Problem to work on -
Render the rows from the very first line through the line containing "Circle shape bbox=[539, 852, 557, 869]", both included, as a Markdown table with two columns, Position and Text. Put each line's number in Position and the line itself in Text, and omit blank lines.

Available data -
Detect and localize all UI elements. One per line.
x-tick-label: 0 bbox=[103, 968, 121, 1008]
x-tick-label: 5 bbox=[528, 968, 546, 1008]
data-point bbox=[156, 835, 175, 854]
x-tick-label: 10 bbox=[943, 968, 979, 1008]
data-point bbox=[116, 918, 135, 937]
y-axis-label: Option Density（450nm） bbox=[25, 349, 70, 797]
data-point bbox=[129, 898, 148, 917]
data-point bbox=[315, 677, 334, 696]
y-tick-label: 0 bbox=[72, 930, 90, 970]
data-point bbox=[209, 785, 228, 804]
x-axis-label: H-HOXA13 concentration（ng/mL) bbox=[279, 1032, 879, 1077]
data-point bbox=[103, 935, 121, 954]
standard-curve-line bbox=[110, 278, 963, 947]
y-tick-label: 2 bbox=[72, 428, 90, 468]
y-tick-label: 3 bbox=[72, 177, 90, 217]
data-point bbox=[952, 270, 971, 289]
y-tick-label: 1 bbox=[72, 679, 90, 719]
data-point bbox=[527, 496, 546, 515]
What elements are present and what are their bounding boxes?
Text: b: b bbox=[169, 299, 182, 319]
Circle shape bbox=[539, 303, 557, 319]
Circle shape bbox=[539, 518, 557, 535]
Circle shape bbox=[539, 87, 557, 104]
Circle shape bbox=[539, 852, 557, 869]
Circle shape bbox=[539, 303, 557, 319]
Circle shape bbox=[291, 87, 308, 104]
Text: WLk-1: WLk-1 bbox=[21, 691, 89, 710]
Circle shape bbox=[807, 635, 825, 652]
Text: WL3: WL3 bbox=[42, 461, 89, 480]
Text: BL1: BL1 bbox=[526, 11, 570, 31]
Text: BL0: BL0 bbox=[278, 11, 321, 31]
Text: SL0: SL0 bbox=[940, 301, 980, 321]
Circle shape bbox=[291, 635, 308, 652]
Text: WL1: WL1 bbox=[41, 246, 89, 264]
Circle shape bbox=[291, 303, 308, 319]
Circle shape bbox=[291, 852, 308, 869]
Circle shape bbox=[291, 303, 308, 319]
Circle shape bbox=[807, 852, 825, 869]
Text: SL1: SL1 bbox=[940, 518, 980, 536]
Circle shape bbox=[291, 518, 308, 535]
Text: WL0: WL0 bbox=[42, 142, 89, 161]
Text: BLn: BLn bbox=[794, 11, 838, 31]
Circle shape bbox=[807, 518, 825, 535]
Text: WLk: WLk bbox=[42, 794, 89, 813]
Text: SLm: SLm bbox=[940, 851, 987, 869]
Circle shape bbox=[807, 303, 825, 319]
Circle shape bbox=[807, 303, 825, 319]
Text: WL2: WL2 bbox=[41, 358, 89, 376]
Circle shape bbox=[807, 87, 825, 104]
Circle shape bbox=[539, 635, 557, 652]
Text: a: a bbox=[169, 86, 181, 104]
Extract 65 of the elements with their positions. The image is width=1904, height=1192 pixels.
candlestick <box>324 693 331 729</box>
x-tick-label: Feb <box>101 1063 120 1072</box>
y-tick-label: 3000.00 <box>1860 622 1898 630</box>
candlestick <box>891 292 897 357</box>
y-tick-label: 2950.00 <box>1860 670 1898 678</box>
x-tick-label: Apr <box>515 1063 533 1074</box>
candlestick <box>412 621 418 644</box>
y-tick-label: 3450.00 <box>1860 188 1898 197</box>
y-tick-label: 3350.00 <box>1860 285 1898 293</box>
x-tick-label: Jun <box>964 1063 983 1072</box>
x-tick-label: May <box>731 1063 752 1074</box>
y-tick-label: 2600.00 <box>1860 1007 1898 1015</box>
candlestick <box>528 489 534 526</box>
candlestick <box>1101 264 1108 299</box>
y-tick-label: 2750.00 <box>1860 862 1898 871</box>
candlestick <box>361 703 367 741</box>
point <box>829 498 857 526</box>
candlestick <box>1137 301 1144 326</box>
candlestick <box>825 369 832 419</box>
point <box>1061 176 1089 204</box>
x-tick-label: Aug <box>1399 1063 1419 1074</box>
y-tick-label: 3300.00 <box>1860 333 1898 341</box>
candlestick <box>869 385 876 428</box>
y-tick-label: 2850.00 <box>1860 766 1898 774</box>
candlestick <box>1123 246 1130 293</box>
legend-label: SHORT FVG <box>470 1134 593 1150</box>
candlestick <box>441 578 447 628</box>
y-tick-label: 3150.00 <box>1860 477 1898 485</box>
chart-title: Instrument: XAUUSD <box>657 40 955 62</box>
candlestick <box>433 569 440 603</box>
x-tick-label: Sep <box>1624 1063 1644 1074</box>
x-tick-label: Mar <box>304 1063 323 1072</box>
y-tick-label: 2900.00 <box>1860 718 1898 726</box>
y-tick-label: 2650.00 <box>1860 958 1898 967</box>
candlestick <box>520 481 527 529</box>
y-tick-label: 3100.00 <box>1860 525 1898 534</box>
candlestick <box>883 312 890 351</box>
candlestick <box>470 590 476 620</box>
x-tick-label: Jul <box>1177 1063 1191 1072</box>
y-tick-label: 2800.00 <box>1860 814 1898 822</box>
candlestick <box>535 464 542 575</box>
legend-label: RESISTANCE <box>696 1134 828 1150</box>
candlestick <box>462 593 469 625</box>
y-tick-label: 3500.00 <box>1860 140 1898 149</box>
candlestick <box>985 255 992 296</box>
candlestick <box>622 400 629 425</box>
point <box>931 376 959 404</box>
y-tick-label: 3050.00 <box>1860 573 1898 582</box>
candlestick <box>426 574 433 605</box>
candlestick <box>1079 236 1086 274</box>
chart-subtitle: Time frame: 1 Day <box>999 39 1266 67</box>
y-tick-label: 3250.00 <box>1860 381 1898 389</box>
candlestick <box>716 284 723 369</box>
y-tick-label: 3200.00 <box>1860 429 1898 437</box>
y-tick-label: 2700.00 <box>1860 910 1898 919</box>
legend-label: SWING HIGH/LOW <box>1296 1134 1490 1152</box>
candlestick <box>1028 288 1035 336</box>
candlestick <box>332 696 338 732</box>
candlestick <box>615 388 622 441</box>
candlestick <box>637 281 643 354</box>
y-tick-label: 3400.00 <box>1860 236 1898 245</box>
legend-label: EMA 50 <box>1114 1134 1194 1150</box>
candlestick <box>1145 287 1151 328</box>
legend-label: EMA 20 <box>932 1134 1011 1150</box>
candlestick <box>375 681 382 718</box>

Task solution -
| Position | Text |
|---|---|
| 1 | Detect and localize all UI elements. One per line. |
| 2 | x-tick-label: 0 bbox=[103, 968, 121, 1008] |
| 3 | x-tick-label: 5 bbox=[528, 968, 546, 1008] |
| 4 | data-point bbox=[156, 835, 175, 854] |
| 5 | x-tick-label: 10 bbox=[943, 968, 979, 1008] |
| 6 | data-point bbox=[116, 918, 135, 937] |
| 7 | y-axis-label: Option Density（450nm） bbox=[25, 349, 70, 797] |
| 8 | data-point bbox=[129, 898, 148, 917] |
| 9 | data-point bbox=[315, 677, 334, 696] |
| 10 | y-tick-label: 0 bbox=[72, 930, 90, 970] |
| 11 | data-point bbox=[209, 785, 228, 804] |
| 12 | x-axis-label: H-HOXA13 concentration（ng/mL) bbox=[279, 1032, 879, 1077] |
| 13 | data-point bbox=[103, 935, 121, 954] |
| 14 | standard-curve-line bbox=[110, 278, 963, 947] |
| 15 | y-tick-label: 2 bbox=[72, 428, 90, 468] |
| 16 | y-tick-label: 3 bbox=[72, 177, 90, 217] |
| 17 | data-point bbox=[952, 270, 971, 289] |
| 18 | y-tick-label: 1 bbox=[72, 679, 90, 719] |
| 19 | data-point bbox=[527, 496, 546, 515] |
| 20 | What elements are present and what are their bounding boxes? |
| 21 | Text: b: b bbox=[169, 299, 182, 319] |
| 22 | Circle shape bbox=[539, 303, 557, 319] |
| 23 | Circle shape bbox=[539, 518, 557, 535] |
| 24 | Circle shape bbox=[539, 87, 557, 104] |
| 25 | Circle shape bbox=[539, 852, 557, 869] |